Check every line of the entries below for the word "dels", and copy the ones that have it.

> _Transcript data for document pages_:
------------------------------------------------------------------------

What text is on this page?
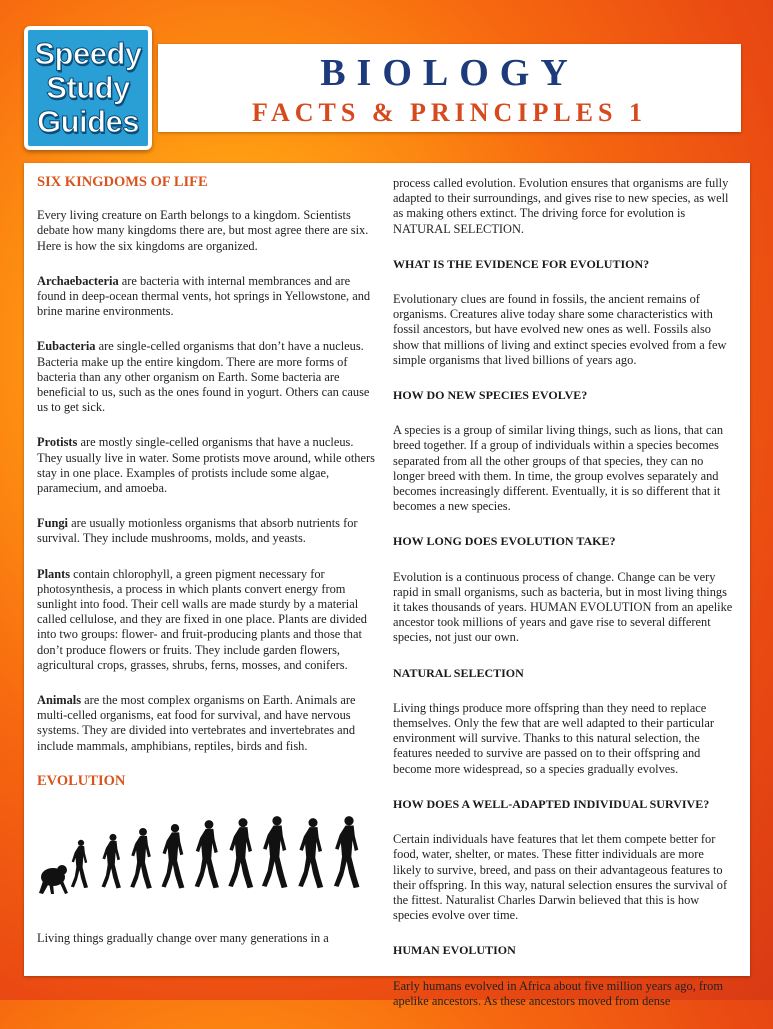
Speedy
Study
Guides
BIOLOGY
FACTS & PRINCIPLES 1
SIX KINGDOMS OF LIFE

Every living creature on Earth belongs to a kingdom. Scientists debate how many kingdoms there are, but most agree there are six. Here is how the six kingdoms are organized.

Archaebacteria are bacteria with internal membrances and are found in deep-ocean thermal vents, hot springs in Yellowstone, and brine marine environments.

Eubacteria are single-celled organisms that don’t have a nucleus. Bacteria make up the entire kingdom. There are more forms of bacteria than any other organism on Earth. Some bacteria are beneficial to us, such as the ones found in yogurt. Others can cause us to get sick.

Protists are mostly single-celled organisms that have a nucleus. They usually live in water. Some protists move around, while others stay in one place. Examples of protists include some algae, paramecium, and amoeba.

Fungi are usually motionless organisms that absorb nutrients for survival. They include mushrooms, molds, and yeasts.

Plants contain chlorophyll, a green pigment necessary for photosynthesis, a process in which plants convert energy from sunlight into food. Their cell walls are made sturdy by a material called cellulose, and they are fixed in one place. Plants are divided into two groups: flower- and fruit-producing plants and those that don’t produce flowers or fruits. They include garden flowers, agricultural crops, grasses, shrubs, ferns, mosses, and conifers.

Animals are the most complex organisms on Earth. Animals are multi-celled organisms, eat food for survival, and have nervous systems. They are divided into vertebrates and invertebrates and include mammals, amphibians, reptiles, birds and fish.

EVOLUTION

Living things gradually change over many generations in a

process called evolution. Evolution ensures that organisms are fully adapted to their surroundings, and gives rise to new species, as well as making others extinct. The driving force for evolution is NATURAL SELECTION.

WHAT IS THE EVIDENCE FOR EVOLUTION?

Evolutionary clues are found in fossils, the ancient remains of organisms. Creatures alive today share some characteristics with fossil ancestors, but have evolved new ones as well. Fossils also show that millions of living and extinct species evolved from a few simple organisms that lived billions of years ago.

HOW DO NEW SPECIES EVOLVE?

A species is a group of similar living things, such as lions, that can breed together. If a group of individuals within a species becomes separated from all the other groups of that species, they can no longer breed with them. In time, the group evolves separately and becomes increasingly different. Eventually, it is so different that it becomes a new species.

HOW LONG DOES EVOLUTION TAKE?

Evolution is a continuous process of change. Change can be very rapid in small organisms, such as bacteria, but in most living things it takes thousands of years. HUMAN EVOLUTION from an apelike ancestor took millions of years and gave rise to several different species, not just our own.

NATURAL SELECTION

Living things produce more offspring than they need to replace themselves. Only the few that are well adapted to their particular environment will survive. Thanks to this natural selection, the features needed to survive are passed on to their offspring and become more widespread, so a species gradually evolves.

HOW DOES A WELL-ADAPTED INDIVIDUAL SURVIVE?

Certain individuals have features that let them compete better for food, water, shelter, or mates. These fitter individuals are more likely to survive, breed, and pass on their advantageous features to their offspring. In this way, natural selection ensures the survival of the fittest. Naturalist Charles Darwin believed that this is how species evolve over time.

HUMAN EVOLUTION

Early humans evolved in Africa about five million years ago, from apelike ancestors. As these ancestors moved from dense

------------------------------------------------------------------------

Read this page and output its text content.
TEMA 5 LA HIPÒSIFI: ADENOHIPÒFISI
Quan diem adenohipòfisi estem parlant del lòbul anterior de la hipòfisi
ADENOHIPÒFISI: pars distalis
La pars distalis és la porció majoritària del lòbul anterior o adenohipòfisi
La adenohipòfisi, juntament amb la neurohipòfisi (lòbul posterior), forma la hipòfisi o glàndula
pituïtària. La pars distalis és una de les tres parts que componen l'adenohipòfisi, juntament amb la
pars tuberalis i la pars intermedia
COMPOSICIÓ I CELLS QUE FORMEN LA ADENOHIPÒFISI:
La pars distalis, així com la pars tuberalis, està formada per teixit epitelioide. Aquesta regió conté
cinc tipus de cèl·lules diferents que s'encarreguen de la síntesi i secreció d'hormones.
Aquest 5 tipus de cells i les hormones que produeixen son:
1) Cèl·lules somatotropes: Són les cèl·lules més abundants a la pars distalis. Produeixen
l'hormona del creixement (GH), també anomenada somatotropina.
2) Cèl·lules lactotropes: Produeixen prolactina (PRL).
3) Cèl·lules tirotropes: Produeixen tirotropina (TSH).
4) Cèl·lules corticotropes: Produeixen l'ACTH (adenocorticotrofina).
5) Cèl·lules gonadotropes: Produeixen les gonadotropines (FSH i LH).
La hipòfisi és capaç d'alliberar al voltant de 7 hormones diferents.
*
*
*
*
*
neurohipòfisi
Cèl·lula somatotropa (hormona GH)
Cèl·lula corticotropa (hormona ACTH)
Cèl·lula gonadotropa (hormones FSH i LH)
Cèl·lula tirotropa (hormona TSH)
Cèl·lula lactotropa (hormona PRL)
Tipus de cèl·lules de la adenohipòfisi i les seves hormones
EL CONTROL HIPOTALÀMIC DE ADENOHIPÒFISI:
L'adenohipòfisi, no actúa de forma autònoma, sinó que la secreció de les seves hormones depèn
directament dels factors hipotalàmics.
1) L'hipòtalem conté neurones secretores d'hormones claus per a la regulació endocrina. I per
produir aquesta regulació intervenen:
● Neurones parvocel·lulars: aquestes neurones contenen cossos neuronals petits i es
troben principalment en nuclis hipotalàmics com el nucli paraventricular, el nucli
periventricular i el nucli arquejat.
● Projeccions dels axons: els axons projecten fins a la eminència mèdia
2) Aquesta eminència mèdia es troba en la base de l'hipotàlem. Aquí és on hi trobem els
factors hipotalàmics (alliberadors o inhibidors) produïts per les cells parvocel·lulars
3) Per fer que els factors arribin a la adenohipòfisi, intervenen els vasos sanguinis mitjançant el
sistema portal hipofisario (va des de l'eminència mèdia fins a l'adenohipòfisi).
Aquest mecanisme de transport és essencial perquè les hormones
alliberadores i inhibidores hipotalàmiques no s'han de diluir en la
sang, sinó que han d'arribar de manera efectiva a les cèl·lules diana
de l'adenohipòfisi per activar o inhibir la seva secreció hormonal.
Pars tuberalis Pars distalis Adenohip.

------------------------------------------------------------------------

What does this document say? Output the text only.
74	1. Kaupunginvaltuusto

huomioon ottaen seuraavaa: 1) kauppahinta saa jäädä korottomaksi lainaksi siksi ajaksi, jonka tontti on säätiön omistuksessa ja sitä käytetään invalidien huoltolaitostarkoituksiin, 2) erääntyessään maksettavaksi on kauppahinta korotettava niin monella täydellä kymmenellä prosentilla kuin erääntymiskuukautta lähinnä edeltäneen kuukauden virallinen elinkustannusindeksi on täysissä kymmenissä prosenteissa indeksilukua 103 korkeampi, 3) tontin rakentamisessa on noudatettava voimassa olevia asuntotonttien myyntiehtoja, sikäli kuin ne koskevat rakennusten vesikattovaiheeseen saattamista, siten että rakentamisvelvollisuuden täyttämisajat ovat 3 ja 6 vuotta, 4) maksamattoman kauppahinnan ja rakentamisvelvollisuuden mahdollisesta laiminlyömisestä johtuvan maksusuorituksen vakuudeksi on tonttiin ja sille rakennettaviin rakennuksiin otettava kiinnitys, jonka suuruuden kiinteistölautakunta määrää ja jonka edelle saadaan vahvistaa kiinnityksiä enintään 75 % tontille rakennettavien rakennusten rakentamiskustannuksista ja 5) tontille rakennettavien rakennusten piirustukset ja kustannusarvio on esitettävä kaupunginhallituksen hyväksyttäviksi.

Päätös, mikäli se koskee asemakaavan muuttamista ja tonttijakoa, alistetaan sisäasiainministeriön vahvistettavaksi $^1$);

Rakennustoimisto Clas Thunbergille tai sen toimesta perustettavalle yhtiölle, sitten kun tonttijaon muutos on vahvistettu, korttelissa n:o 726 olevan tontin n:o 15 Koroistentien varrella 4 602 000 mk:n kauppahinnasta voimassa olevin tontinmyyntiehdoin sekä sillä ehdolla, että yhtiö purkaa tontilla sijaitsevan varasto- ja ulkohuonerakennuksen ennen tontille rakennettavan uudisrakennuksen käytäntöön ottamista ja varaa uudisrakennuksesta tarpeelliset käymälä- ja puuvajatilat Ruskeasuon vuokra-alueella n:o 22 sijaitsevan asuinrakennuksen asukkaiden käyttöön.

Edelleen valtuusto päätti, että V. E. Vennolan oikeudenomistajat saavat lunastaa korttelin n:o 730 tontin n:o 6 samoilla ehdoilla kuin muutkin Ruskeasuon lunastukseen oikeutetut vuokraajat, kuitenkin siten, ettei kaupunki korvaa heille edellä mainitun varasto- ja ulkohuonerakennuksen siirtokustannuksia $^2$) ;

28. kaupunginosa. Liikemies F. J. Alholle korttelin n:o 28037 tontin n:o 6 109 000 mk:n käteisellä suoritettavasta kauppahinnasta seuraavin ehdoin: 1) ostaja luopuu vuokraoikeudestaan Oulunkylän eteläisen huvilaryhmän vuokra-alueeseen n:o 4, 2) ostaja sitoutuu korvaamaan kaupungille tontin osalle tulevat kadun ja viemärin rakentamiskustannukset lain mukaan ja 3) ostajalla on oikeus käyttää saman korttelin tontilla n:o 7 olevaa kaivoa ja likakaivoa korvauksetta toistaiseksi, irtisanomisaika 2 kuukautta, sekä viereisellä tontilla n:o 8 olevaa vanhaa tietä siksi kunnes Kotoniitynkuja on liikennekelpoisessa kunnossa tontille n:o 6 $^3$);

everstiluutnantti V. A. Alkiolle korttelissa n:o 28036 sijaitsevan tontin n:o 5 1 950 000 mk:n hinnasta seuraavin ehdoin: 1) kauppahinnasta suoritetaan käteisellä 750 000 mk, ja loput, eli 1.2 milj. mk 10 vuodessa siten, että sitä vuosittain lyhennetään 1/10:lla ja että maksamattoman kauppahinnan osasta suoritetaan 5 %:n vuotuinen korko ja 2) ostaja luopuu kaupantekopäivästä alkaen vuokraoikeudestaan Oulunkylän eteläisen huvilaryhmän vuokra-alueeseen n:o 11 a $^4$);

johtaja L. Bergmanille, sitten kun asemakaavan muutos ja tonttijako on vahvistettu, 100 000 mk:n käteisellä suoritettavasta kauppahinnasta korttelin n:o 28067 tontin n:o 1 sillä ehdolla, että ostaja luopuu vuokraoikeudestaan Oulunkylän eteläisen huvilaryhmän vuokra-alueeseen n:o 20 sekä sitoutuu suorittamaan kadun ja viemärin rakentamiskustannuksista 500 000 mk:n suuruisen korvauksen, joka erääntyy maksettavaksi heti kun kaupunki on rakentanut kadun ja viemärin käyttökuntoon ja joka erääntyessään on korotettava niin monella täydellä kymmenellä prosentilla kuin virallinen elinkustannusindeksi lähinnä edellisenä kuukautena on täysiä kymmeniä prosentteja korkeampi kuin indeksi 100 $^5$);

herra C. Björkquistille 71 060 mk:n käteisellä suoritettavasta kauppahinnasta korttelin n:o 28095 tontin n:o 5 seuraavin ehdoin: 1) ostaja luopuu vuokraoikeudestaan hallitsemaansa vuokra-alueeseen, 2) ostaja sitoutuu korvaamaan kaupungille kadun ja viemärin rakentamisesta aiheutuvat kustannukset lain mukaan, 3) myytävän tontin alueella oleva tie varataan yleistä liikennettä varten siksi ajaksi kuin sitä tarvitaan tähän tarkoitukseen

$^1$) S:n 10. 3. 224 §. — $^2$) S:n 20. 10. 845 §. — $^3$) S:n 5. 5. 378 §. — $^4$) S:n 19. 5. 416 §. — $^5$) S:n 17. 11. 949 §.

------------------------------------------------------------------------

> _ANSWER FOR THE TASK_:
directament dels factors hipotalàmics.
● Projeccions dels axons: els axons projecten fins a la eminència mèdia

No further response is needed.